A block of data:
+--
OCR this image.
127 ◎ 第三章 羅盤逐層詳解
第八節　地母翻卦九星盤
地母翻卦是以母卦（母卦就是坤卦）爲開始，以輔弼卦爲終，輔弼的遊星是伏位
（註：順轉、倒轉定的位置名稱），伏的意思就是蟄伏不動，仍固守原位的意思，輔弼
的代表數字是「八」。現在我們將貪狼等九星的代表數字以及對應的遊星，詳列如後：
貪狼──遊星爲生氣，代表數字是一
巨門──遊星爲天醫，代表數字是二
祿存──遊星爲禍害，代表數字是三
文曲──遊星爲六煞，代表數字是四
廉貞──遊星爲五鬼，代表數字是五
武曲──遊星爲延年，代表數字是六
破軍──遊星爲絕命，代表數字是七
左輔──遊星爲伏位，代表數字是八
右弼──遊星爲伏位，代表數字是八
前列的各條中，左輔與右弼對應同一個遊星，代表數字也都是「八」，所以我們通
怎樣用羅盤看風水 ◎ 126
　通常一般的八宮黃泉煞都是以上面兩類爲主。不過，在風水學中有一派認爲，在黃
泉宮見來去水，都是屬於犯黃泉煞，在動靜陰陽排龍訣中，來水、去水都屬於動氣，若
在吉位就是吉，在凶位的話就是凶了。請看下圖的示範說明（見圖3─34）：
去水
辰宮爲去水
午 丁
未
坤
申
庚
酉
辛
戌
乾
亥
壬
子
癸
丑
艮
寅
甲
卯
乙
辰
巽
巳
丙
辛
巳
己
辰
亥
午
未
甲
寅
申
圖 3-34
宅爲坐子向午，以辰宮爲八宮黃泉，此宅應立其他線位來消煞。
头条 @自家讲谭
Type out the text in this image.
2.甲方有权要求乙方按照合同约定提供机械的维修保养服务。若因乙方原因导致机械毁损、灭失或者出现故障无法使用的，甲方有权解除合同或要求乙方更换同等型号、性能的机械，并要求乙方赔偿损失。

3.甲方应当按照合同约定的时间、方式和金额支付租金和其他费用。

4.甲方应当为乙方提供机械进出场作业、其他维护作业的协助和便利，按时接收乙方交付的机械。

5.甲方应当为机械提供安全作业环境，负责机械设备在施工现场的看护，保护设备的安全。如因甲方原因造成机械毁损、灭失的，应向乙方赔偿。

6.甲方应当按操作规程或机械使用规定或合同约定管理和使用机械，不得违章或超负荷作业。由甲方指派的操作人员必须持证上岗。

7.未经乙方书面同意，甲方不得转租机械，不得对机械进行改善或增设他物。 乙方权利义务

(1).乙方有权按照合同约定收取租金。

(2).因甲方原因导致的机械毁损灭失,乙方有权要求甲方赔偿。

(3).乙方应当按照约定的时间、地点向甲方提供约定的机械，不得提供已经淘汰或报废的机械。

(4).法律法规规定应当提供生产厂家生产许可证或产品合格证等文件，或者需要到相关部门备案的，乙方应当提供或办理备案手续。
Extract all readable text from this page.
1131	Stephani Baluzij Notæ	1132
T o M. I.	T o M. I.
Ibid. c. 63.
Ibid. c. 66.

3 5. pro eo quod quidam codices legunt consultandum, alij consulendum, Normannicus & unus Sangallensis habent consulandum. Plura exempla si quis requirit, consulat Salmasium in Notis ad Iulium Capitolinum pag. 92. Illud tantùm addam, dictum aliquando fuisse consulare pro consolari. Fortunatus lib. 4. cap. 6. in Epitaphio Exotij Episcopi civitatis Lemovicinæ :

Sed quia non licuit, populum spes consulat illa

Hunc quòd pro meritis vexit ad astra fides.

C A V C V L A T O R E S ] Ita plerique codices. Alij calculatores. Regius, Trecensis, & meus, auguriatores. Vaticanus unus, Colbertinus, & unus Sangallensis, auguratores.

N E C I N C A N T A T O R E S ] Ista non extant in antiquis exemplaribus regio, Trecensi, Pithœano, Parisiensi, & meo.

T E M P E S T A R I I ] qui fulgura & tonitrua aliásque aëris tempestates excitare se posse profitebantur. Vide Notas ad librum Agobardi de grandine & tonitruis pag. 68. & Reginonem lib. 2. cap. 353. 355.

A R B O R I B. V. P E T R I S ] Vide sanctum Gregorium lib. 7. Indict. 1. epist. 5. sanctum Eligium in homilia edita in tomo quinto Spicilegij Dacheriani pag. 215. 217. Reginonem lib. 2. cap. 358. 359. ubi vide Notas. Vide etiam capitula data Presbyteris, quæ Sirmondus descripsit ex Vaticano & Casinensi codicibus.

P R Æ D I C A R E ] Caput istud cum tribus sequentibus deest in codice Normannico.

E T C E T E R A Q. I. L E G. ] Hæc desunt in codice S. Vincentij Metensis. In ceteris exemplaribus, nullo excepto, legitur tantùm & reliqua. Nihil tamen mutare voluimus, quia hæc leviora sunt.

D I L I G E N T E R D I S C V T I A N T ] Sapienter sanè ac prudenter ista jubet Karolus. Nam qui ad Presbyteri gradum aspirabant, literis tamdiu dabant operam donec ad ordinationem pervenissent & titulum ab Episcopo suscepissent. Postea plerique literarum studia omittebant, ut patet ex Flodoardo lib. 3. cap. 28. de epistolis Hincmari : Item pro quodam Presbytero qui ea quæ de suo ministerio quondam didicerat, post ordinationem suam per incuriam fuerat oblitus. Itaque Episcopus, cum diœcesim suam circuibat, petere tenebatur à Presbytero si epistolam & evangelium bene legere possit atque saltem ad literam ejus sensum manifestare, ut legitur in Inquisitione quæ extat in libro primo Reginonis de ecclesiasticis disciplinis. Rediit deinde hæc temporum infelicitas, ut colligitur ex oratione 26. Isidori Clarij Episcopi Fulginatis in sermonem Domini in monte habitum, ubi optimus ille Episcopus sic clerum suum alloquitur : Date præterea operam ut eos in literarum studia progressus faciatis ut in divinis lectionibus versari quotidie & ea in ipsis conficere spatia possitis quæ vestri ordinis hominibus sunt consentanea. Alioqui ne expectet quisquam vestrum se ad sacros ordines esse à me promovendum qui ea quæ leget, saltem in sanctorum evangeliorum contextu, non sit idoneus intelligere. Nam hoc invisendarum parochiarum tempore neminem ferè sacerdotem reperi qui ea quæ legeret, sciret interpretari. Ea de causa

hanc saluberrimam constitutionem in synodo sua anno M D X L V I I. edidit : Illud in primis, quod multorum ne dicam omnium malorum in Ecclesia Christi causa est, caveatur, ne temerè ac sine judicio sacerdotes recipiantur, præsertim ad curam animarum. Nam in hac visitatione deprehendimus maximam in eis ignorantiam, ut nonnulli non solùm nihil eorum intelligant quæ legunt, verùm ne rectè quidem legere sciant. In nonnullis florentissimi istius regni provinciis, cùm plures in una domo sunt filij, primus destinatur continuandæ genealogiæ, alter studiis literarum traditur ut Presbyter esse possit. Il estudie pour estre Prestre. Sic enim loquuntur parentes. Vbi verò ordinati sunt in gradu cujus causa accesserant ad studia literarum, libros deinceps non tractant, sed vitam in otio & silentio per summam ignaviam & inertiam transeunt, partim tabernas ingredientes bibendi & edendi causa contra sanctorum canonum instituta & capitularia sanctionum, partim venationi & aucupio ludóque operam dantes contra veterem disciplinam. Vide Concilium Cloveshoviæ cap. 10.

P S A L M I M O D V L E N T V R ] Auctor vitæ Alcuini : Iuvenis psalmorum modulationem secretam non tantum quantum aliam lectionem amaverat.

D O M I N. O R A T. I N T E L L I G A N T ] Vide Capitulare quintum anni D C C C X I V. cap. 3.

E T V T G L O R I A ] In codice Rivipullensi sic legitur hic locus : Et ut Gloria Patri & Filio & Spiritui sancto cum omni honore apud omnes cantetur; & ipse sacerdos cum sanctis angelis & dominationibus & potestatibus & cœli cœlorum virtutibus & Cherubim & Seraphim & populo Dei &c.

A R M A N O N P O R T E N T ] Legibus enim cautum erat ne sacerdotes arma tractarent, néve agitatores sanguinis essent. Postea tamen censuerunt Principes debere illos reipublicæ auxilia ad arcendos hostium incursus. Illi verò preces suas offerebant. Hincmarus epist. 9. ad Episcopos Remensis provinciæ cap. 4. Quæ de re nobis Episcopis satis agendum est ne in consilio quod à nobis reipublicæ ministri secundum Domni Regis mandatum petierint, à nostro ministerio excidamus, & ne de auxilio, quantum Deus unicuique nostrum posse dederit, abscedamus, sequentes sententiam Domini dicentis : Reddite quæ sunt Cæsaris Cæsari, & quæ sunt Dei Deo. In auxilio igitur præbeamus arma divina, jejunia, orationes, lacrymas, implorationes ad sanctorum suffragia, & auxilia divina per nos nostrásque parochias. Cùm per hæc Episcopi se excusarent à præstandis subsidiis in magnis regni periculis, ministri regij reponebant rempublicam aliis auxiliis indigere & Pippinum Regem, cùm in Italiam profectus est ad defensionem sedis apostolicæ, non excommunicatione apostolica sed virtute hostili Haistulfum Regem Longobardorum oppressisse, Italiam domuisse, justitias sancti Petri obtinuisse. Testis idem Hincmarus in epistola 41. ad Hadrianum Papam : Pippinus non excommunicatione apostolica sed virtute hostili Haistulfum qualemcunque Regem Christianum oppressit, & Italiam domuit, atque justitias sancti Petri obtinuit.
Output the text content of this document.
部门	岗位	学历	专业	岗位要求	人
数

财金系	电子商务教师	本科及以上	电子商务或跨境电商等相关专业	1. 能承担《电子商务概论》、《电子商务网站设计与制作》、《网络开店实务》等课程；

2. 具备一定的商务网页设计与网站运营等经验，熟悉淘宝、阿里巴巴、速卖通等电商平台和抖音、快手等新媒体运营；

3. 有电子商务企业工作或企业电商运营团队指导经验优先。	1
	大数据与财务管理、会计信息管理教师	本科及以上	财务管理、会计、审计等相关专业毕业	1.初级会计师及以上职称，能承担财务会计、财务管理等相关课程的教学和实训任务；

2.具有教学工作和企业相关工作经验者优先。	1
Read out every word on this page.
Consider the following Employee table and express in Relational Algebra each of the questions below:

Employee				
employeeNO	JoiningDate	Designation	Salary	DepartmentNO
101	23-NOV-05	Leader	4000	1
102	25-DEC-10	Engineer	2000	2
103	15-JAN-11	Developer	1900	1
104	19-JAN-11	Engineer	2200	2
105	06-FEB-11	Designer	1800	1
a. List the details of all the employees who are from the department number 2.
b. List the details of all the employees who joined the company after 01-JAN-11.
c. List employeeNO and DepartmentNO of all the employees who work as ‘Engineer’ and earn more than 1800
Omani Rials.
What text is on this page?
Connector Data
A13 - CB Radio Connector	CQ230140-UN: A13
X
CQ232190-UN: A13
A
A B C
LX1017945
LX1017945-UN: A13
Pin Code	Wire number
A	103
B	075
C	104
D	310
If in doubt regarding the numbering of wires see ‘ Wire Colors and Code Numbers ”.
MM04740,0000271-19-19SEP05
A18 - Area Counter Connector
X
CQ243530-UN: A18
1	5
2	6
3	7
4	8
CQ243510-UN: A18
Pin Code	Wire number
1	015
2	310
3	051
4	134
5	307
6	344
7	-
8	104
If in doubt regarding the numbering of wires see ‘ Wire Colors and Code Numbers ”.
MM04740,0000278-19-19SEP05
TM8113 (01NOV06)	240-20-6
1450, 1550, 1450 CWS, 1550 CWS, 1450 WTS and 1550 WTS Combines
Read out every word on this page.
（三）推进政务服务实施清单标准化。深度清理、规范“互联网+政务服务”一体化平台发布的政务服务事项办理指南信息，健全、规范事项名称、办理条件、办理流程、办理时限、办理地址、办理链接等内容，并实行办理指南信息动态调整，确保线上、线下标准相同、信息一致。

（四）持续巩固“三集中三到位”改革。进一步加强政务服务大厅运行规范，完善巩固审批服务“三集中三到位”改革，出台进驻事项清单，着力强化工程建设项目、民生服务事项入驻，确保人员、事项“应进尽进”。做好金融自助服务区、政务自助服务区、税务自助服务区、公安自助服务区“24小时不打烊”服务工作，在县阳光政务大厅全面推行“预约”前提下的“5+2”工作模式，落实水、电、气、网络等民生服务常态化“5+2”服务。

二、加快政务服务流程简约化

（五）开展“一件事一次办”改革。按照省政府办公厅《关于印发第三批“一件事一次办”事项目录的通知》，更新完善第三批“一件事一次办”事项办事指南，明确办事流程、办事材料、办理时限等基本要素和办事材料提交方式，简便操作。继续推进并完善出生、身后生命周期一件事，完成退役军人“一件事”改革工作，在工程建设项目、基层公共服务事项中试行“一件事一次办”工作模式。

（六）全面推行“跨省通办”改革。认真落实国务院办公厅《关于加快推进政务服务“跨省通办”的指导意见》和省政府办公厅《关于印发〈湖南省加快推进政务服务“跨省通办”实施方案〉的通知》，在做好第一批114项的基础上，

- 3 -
+--
» **Exercise**: Review the preceding data and report every line that includes the string "quia".

» **Solution for this task**:
Sed quia non licuit, populum spes consulat illa
E T C E T E R A Q. I. L E G. ] Hæc desunt in codice S. Vincentij Metensis. In ceteris exemplaribus, nullo excepto, legitur tantùm & reliqua. Nihil tamen mutare voluimus, quia hæc leviora sunt.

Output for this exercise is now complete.